*GIVEN EXERCISE*:
Look through the material below. Copy each line that contains the string "nismi".

Stored records
---*---

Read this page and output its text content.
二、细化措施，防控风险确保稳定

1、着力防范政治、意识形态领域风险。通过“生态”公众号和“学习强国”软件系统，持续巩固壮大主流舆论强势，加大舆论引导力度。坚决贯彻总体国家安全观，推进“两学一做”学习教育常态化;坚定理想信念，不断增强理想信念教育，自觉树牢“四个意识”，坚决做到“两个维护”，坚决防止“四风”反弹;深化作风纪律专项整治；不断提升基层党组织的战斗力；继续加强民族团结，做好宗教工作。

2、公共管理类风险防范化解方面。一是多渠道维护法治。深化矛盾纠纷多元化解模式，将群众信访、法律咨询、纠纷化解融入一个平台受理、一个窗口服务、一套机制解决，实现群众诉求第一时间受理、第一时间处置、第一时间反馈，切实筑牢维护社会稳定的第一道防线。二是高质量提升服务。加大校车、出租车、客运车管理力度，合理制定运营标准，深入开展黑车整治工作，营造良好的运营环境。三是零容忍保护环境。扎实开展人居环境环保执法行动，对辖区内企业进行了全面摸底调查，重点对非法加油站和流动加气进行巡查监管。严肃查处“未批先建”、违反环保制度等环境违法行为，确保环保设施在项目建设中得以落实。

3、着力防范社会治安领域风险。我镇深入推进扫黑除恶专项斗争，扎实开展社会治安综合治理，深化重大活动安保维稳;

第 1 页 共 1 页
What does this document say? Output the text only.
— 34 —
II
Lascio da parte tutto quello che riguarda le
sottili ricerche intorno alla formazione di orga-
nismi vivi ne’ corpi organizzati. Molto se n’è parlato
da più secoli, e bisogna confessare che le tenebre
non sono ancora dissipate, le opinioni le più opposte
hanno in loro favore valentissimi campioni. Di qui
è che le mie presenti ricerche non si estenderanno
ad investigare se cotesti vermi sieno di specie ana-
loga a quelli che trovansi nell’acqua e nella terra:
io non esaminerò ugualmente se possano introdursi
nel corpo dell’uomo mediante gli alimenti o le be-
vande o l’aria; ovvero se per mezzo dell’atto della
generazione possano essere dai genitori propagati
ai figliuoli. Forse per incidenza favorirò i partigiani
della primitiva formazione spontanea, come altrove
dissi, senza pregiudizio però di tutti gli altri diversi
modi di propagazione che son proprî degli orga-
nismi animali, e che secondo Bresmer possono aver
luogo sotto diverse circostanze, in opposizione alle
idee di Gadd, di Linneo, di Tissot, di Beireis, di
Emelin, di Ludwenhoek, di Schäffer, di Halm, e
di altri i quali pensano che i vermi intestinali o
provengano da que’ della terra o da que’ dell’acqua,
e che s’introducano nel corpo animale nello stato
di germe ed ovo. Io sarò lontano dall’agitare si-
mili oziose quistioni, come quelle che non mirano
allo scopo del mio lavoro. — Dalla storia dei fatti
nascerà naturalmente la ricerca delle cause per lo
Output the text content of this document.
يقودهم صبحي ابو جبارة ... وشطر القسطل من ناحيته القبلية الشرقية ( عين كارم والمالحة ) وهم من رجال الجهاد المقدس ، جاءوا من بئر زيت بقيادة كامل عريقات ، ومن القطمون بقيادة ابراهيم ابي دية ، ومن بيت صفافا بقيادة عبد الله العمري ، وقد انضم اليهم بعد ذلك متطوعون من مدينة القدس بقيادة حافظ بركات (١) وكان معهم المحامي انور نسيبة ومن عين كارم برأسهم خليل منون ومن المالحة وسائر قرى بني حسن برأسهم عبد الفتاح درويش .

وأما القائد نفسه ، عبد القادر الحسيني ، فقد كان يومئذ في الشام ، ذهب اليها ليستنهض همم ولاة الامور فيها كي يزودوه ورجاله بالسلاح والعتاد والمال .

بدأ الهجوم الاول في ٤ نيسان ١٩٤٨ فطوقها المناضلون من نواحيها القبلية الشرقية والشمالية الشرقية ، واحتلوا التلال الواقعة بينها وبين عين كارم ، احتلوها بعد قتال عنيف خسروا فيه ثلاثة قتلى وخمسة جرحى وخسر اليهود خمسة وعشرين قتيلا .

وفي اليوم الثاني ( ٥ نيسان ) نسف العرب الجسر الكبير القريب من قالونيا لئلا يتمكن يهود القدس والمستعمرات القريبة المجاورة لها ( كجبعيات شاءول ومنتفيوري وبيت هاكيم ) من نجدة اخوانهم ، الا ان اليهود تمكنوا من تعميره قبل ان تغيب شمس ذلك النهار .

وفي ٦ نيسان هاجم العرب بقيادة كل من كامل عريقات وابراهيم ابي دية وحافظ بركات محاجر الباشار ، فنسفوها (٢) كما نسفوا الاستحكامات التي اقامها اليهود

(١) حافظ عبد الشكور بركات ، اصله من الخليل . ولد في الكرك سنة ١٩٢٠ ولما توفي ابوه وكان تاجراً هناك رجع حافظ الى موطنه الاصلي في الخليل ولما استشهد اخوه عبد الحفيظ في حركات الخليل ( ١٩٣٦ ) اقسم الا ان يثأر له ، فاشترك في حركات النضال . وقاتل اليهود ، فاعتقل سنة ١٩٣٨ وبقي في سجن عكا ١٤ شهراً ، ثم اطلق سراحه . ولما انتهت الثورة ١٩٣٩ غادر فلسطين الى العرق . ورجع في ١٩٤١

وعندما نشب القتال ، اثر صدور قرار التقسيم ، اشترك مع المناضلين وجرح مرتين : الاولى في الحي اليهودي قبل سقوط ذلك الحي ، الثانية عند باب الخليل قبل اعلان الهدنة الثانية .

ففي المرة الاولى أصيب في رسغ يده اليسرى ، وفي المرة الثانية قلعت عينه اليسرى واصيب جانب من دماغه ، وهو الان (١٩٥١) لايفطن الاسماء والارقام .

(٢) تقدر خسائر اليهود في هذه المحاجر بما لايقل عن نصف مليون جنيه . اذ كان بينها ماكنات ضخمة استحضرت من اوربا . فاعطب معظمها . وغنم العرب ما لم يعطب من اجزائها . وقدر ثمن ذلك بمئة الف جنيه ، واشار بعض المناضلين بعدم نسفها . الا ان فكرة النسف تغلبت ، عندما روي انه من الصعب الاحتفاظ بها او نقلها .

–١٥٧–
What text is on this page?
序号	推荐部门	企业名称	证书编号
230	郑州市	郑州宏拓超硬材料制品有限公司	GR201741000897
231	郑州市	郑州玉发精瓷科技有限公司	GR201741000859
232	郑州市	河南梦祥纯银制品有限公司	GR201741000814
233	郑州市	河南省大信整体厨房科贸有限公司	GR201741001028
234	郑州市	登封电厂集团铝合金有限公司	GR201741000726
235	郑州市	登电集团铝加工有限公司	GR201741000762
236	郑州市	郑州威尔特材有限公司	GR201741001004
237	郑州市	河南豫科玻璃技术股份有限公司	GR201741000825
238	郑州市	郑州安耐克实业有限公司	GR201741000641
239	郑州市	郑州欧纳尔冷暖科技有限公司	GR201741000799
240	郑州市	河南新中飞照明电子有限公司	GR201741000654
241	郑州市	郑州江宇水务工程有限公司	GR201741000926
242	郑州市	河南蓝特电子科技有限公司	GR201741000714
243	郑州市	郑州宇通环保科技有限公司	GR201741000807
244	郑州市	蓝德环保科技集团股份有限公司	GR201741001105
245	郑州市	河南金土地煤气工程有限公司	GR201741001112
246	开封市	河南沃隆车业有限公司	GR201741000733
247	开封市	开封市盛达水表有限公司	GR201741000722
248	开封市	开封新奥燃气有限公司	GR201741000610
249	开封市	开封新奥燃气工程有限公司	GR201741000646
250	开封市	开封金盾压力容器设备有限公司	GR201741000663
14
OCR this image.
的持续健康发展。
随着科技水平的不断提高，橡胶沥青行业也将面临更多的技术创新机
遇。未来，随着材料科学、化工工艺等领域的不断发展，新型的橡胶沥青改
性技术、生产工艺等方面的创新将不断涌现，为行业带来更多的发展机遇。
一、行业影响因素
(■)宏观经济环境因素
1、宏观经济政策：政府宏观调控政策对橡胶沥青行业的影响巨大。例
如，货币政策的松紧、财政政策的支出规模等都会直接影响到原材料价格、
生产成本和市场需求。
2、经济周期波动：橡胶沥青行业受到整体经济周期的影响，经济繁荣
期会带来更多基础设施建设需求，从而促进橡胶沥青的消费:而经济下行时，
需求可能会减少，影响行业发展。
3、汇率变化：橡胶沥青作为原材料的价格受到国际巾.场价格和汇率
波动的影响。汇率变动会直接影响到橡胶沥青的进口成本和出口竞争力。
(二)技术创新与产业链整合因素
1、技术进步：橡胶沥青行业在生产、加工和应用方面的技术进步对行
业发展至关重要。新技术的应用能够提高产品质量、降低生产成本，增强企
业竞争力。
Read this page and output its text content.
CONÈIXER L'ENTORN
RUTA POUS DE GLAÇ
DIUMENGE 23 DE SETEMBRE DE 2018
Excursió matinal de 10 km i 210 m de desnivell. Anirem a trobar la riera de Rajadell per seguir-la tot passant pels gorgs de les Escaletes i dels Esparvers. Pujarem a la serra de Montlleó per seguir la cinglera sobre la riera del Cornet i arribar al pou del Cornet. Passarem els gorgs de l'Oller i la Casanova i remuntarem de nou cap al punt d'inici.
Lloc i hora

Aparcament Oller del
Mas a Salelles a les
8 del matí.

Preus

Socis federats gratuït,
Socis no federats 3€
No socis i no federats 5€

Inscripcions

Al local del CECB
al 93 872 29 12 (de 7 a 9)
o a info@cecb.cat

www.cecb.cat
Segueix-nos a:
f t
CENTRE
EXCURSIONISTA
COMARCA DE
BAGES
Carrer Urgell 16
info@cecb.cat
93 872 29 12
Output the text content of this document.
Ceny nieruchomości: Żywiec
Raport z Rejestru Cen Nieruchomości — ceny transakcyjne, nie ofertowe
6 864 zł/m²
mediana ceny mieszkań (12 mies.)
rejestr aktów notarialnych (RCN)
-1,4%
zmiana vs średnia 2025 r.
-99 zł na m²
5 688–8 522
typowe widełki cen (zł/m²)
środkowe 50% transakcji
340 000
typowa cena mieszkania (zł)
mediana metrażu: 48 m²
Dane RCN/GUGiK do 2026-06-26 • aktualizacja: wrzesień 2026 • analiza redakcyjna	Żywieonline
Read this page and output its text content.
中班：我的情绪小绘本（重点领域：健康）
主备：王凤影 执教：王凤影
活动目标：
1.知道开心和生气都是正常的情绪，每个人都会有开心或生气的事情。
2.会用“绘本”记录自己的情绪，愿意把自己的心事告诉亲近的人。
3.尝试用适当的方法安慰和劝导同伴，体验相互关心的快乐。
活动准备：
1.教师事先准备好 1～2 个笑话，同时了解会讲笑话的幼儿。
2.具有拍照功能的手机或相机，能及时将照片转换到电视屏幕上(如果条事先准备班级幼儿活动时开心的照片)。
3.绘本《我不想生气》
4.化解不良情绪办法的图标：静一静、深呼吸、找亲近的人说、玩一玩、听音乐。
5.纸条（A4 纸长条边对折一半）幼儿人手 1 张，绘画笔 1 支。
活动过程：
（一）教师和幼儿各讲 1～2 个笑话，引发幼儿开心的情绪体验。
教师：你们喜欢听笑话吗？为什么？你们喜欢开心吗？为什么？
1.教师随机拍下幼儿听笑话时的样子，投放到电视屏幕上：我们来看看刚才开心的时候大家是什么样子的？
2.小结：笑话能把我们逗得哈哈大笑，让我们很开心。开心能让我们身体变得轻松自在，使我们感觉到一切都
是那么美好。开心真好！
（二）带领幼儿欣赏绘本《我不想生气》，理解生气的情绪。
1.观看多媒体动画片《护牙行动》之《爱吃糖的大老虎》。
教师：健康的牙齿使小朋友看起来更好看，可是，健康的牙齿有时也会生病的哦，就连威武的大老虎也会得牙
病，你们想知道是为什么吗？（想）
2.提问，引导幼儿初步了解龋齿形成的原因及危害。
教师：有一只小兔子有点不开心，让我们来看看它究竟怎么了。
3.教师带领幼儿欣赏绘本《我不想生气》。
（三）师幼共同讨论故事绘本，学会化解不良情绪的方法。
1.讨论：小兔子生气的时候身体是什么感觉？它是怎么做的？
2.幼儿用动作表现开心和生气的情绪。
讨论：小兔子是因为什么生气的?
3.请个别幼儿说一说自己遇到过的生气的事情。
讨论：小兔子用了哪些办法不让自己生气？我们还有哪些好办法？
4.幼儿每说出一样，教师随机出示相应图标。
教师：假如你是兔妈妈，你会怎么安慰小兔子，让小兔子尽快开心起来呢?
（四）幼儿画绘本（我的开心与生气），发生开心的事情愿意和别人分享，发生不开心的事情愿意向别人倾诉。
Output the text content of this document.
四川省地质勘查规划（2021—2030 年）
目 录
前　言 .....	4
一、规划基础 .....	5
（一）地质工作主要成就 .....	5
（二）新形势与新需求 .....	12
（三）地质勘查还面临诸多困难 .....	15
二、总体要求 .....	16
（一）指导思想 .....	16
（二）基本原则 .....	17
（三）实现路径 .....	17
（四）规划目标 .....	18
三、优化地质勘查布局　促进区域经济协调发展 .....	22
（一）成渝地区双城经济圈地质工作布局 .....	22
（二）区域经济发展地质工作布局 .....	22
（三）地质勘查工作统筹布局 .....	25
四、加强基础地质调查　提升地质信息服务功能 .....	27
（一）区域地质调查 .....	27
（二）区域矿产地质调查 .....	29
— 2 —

---*---

*RESULT FOR THIS TASK*:
nismi vivi ne’ corpi organizzati. Molto se n’è parlato
nismi animali, e che secondo Bresmer possono aver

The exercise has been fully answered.